**RECORDS FOR THE TASK**
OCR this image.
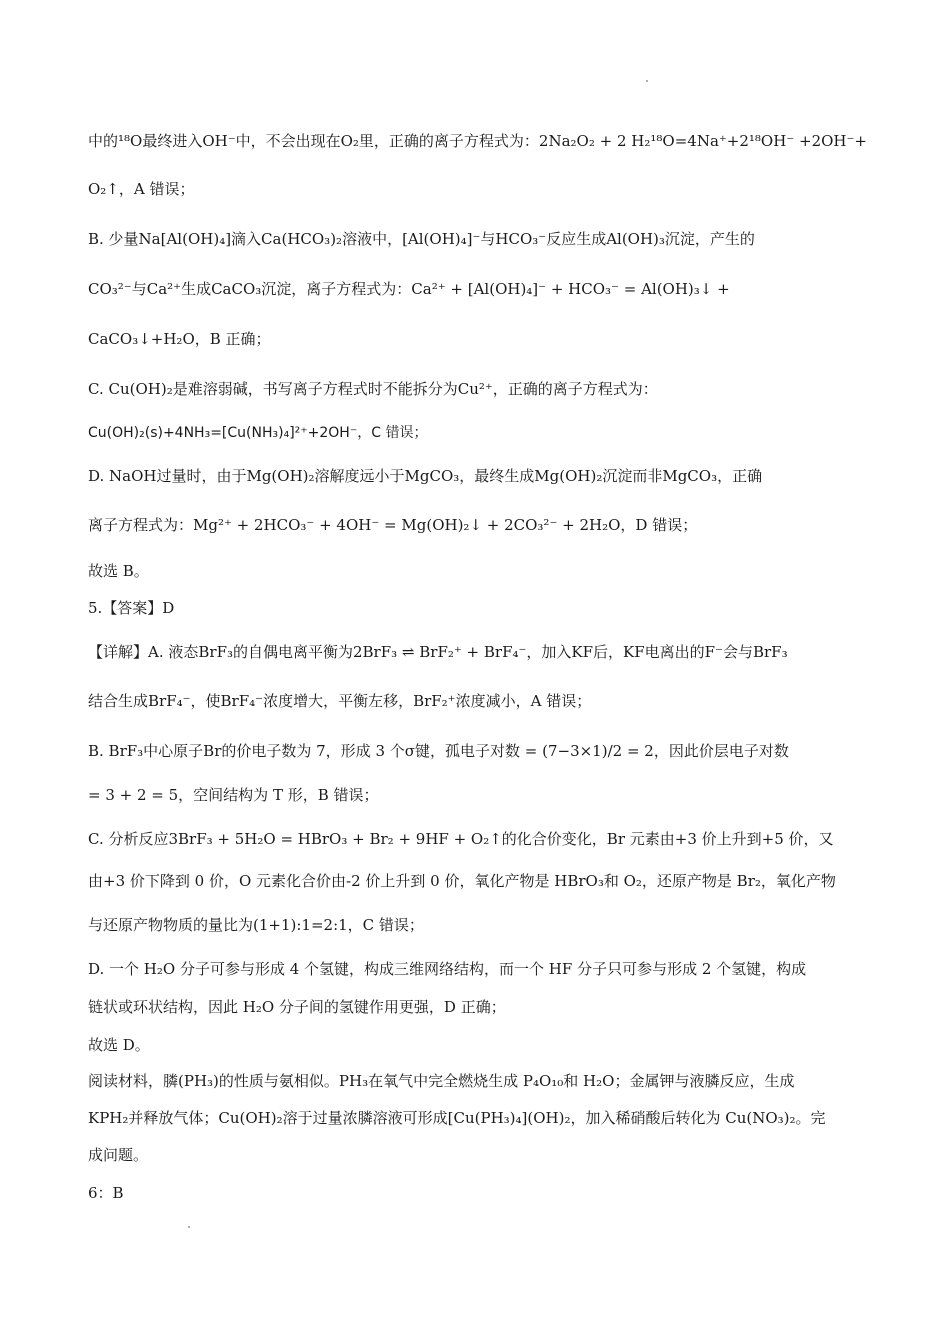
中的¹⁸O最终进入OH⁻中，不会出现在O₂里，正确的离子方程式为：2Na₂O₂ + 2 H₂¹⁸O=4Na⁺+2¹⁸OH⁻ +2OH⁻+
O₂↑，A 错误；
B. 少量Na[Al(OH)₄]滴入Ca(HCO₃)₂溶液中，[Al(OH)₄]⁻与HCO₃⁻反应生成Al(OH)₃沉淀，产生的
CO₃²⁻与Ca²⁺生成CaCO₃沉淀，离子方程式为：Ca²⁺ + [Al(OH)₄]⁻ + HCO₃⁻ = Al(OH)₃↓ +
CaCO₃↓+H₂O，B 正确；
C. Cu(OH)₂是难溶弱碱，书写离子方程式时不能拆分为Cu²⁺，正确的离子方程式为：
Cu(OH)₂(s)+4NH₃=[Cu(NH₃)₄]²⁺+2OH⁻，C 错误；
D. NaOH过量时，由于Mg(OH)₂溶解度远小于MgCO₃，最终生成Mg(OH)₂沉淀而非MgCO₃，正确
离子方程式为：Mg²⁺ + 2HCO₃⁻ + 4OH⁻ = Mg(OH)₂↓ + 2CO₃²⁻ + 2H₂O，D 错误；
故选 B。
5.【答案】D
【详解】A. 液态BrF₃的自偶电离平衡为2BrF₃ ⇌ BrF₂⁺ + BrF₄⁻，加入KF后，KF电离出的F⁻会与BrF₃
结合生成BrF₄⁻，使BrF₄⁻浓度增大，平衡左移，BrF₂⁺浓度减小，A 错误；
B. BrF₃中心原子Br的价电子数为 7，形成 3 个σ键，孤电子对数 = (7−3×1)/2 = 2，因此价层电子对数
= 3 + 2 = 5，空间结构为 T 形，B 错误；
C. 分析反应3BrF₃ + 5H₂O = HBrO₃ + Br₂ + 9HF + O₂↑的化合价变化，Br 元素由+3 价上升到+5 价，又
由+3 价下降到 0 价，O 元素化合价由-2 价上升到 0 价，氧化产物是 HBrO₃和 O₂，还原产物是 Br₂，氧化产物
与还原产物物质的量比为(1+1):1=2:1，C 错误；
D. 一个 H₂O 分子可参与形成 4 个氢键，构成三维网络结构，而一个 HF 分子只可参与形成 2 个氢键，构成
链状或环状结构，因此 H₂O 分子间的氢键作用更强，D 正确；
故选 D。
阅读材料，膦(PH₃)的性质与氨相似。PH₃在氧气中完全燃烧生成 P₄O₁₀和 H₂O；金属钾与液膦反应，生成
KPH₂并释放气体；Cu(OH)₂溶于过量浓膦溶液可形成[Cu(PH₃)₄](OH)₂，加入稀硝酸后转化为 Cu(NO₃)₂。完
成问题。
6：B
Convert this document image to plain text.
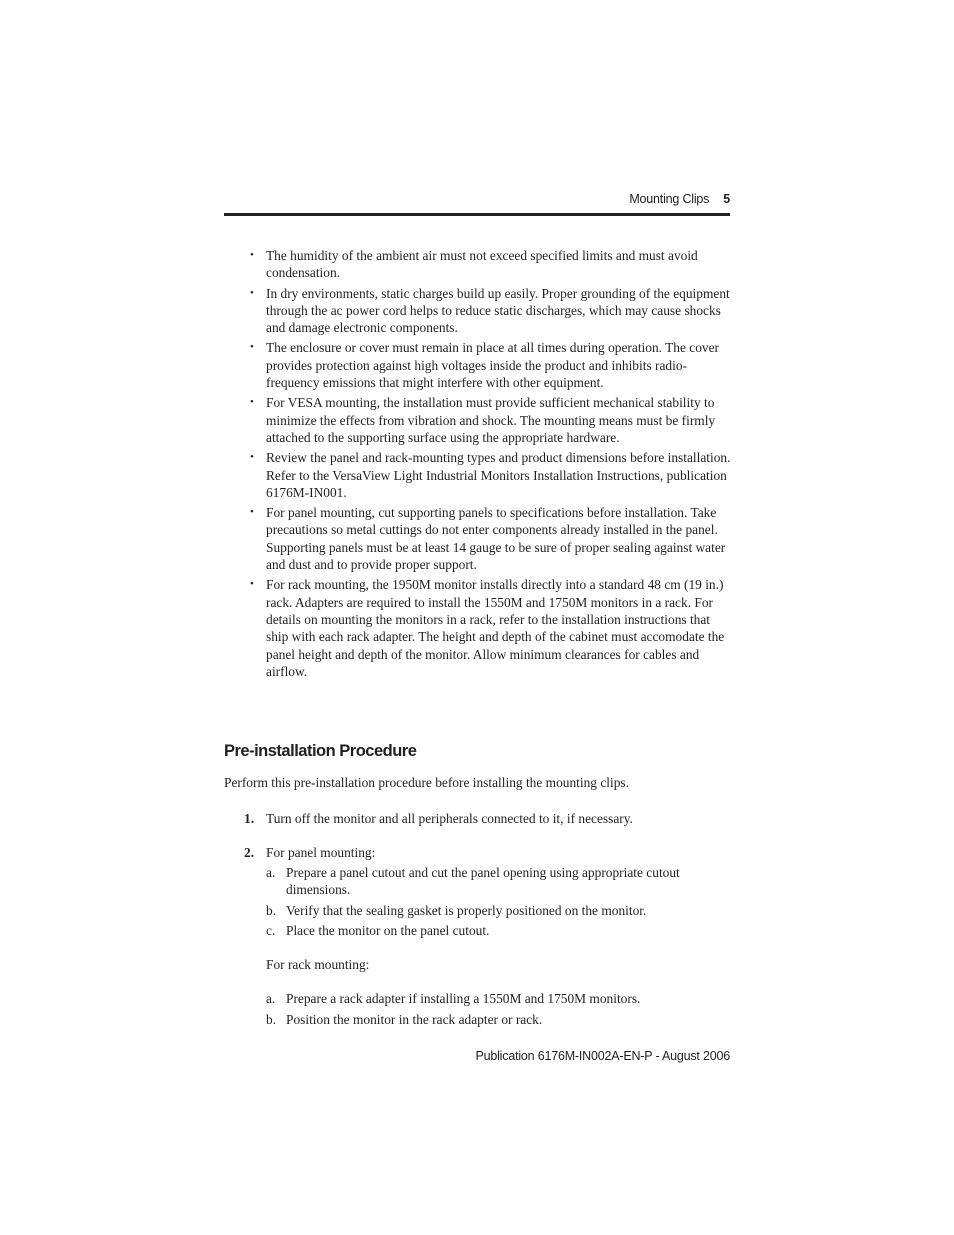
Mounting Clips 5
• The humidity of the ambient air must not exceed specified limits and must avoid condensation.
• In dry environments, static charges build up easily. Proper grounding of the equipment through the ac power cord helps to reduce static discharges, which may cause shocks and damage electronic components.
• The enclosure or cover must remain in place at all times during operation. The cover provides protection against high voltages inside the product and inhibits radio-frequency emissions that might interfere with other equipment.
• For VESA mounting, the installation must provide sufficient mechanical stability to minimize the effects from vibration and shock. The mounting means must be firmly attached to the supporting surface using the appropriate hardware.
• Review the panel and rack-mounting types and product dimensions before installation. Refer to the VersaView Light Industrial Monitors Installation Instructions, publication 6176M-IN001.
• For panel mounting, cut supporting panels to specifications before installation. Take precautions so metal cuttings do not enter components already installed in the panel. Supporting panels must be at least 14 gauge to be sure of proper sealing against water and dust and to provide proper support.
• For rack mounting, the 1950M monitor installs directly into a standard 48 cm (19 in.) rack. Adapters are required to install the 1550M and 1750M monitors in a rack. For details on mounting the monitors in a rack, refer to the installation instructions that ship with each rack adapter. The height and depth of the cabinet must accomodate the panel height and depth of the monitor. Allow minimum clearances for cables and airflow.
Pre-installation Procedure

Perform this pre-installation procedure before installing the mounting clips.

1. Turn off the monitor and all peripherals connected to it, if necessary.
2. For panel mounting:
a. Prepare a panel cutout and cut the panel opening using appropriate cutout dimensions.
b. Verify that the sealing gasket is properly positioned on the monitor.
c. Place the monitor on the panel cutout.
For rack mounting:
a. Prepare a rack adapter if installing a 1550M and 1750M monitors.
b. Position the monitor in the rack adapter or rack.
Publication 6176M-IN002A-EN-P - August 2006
--
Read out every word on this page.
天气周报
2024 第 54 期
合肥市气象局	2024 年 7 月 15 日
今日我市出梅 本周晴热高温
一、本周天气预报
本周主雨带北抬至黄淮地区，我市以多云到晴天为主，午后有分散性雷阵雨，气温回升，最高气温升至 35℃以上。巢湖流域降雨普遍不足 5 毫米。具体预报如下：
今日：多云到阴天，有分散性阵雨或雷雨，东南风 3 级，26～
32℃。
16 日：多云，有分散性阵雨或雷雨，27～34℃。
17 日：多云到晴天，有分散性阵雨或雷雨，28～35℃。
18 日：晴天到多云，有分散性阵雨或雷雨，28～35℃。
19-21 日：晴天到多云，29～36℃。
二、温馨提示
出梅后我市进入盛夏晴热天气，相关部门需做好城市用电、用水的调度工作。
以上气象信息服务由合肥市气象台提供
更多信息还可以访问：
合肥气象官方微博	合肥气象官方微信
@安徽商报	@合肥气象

**TO BE DONE**
From the entries, report each line that includes the word "this".

**EXERCISE SOLUTION**
OCR this image.
Convert this document image to plain text.
Perform this pre-installation procedure before installing the mounting clips.
Read out every word on this page.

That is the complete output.